WHAT NEEDS TO BE DONE — Take each line containing the word "Inés" and copy it.

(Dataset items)
------------------------------------------------
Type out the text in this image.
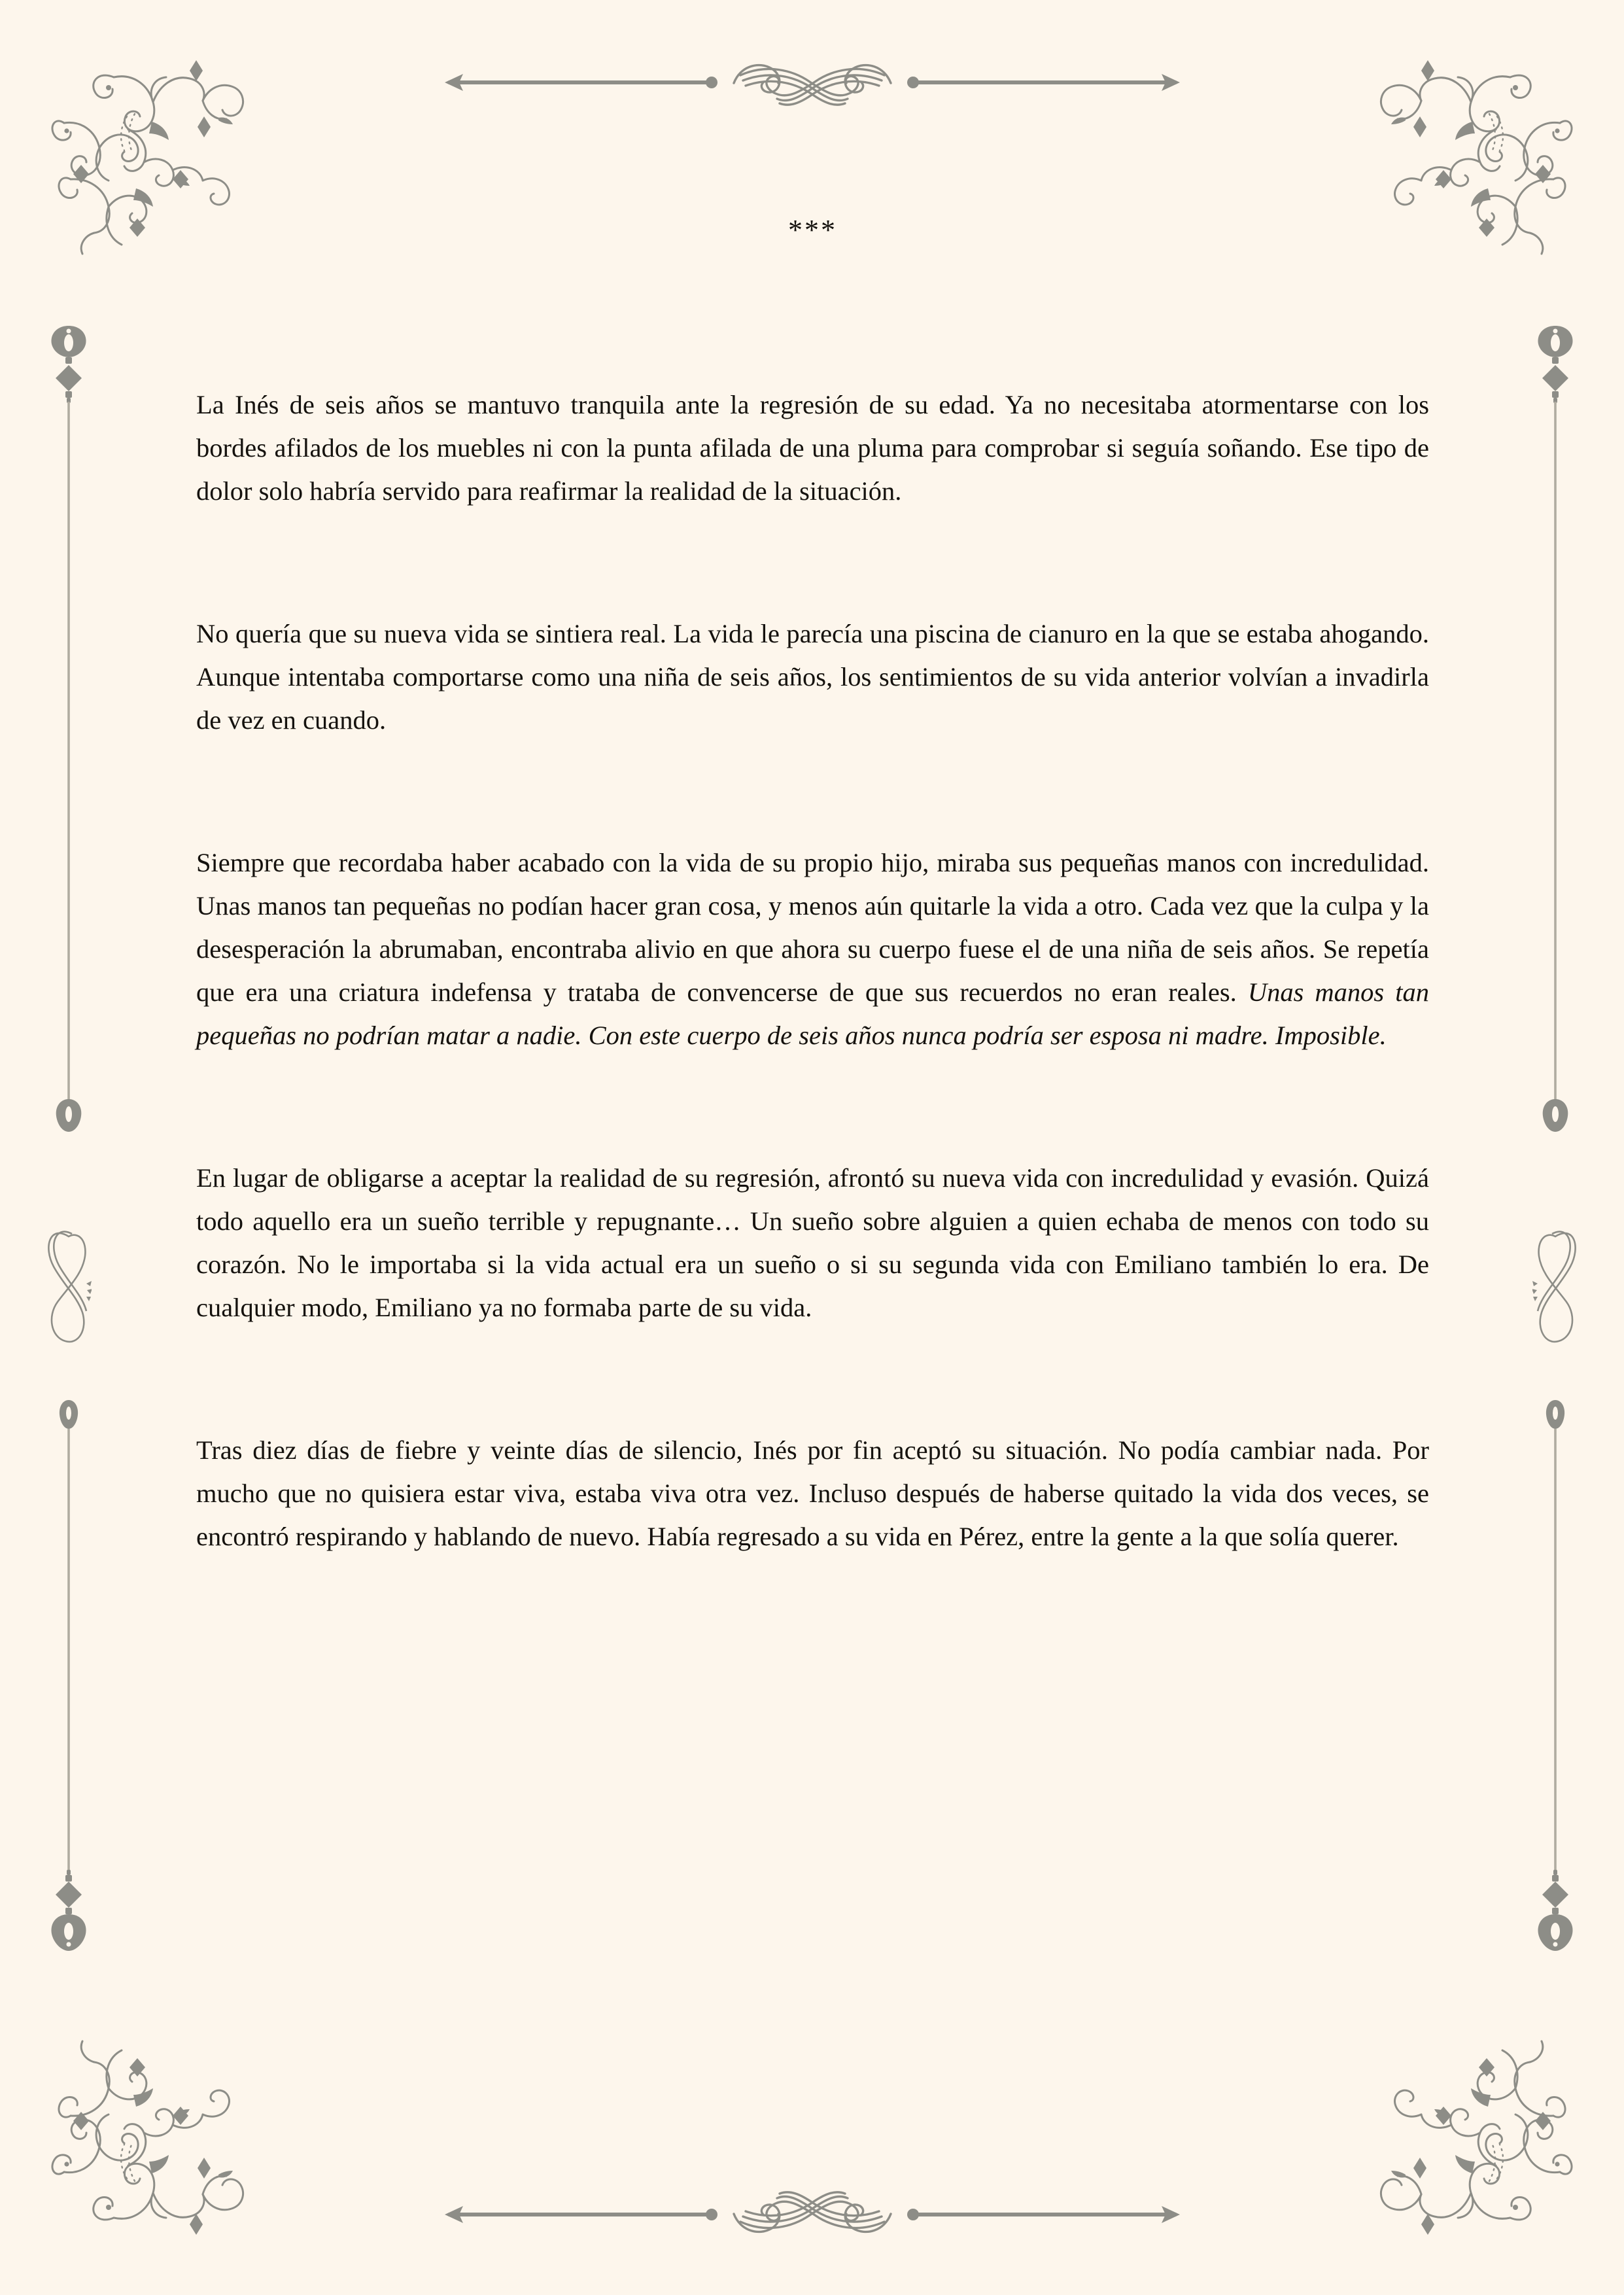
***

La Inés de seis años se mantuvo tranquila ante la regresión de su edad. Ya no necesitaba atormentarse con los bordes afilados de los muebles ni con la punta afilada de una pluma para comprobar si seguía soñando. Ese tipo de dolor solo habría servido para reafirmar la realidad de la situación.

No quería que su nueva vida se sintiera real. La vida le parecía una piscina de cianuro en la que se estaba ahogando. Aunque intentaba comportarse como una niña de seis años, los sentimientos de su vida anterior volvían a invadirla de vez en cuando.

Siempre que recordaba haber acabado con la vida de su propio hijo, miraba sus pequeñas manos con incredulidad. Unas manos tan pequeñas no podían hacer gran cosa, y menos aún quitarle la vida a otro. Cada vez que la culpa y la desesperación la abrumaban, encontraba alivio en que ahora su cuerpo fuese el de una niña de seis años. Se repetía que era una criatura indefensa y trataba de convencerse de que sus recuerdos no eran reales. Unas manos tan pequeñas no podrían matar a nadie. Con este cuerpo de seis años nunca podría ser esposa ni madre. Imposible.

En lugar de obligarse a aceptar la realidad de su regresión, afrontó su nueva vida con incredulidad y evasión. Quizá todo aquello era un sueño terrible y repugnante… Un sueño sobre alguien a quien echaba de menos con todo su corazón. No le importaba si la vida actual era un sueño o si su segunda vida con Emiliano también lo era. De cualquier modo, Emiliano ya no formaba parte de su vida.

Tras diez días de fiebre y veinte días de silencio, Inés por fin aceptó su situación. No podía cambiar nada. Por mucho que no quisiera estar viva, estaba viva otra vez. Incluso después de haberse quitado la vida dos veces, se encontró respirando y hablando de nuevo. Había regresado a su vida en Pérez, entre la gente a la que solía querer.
------------------------------------------------
SOLUTION TO THE PROBLEM —
La Inés de seis años se mantuvo tranquila ante la regresión de su edad. Ya no necesitaba atormentarse con los bordes afilados de los muebles ni con la punta afilada de una pluma para comprobar si seguía soñando. Ese tipo de dolor solo habría servido para reafirmar la realidad de la situación.
Tras diez días de fiebre y veinte días de silencio, Inés por fin aceptó su situación. No podía cambiar nada. Por mucho que no quisiera estar viva, estaba viva otra vez. Incluso después de haberse quitado la vida dos veces, se encontró respirando y hablando de nuevo. Había regresado a su vida en Pérez, entre la gente a la que solía querer.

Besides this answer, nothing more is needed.